GOAL
Return the records word for word. Any pictures in them are not part of the copy.

MATERIAL SUPPLIED
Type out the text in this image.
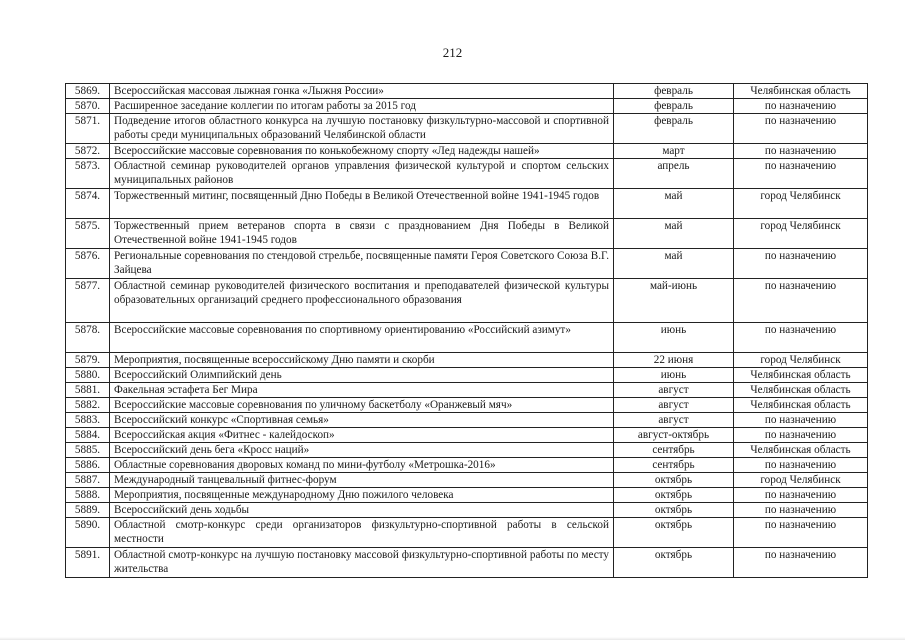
212
5869.	Всероссийская массовая лыжная гонка «Лыжня России»	февраль	Челябинская область
5870.	Расширенное заседание коллегии по итогам работы за 2015 год	февраль	по назначению
5871.	Подведение итогов областного конкурса на лучшую постановку физкультурно-массовой и спортивной работы среди муниципальных образований Челябинской области	февраль	по назначению
5872.	Всероссийские массовые соревнования по конькобежному спорту «Лед надежды нашей»	март	по назначению
5873.	Областной семинар руководителей органов управления физической культурой и спортом сельских муниципальных районов	апрель	по назначению
5874.	Торжественный митинг, посвященный Дню Победы в Великой Отечественной войне 1941-1945 годов	май	город Челябинск
5875.	Торжественный прием ветеранов спорта в связи с празднованием Дня Победы в Великой Отечественной войне 1941-1945 годов	май	город Челябинск
5876.	Региональные соревнования по стендовой стрельбе, посвященные памяти Героя Советского Союза В.Г. Зайцева	май	по назначению
5877.	Областной семинар руководителей физического воспитания и преподавателей физической культуры образовательных организаций среднего профессионального образования	май-июнь	по назначению
5878.	Всероссийские массовые соревнования по спортивному ориентированию «Российский азимут»	июнь	по назначению
5879.	Мероприятия, посвященные всероссийскому Дню памяти и скорби	22 июня	город Челябинск
5880.	Всероссийский Олимпийский день	июнь	Челябинская область
5881.	Факельная эстафета Бег Мира	август	Челябинская область
5882.	Всероссийские массовые соревнования по уличному баскетболу «Оранжевый мяч»	август	Челябинская область
5883.	Всероссийский конкурс «Спортивная семья»	август	по назначению
5884.	Всероссийская акция «Фитнес - калейдоскоп»	август-октябрь	по назначению
5885.	Всероссийский день бега «Кросс наций»	сентябрь	Челябинская область
5886.	Областные соревнования дворовых команд по мини-футболу «Метрошка-2016»	сентябрь	по назначению
5887.	Международный танцевальный фитнес-форум	октябрь	город Челябинск
5888.	Мероприятия, посвященные международному Дню пожилого человека	октябрь	по назначению
5889.	Всероссийский день ходьбы	октябрь	по назначению
5890.	Областной смотр-конкурс среди организаторов физкультурно-спортивной работы в сельской местности	октябрь	по назначению
5891.	Областной смотр-конкурс на лучшую постановку массовой физкультурно-спортивной работы по месту жительства	октябрь	по назначению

FULL OUTPUT
Type out the text in this image.
212
5869.	Всероссийская массовая лыжная гонка «Лыжня России»	февраль	Челябинская область
5870.	Расширенное заседание коллегии по итогам работы за 2015 год	февраль	по назначению
5871.	Подведение итогов областного конкурса на лучшую постановку физкультурно-массовой и спортивной работы среди муниципальных образований Челябинской области	февраль	по назначению
5872.	Всероссийские массовые соревнования по конькобежному спорту «Лед надежды нашей»	март	по назначению
5873.	Областной семинар руководителей органов управления физической культурой и спортом сельских муниципальных районов	апрель	по назначению
5874.	Торжественный митинг, посвященный Дню Победы в Великой Отечественной войне 1941-1945 годов	май	город Челябинск
5875.	Торжественный прием ветеранов спорта в связи с празднованием Дня Победы в Великой Отечественной войне 1941-1945 годов	май	город Челябинск
5876.	Региональные соревнования по стендовой стрельбе, посвященные памяти Героя Советского Союза В.Г. Зайцева	май	по назначению
5877.	Областной семинар руководителей физического воспитания и преподавателей физической культуры образовательных организаций среднего профессионального образования	май-июнь	по назначению
5878.	Всероссийские массовые соревнования по спортивному ориентированию «Российский азимут»	июнь	по назначению
5879.	Мероприятия, посвященные всероссийскому Дню памяти и скорби	22 июня	город Челябинск
5880.	Всероссийский Олимпийский день	июнь	Челябинская область
5881.	Факельная эстафета Бег Мира	август	Челябинская область
5882.	Всероссийские массовые соревнования по уличному баскетболу «Оранжевый мяч»	август	Челябинская область
5883.	Всероссийский конкурс «Спортивная семья»	август	по назначению
5884.	Всероссийская акция «Фитнес - калейдоскоп»	август-октябрь	по назначению
5885.	Всероссийский день бега «Кросс наций»	сентябрь	Челябинская область
5886.	Областные соревнования дворовых команд по мини-футболу «Метрошка-2016»	сентябрь	по назначению
5887.	Международный танцевальный фитнес-форум	октябрь	город Челябинск
5888.	Мероприятия, посвященные международному Дню пожилого человека	октябрь	по назначению
5889.	Всероссийский день ходьбы	октябрь	по назначению
5890.	Областной смотр-конкурс среди организаторов физкультурно-спортивной работы в сельской местности	октябрь	по назначению
5891.	Областной смотр-конкурс на лучшую постановку массовой физкультурно-спортивной работы по месту жительства	октябрь	по назначению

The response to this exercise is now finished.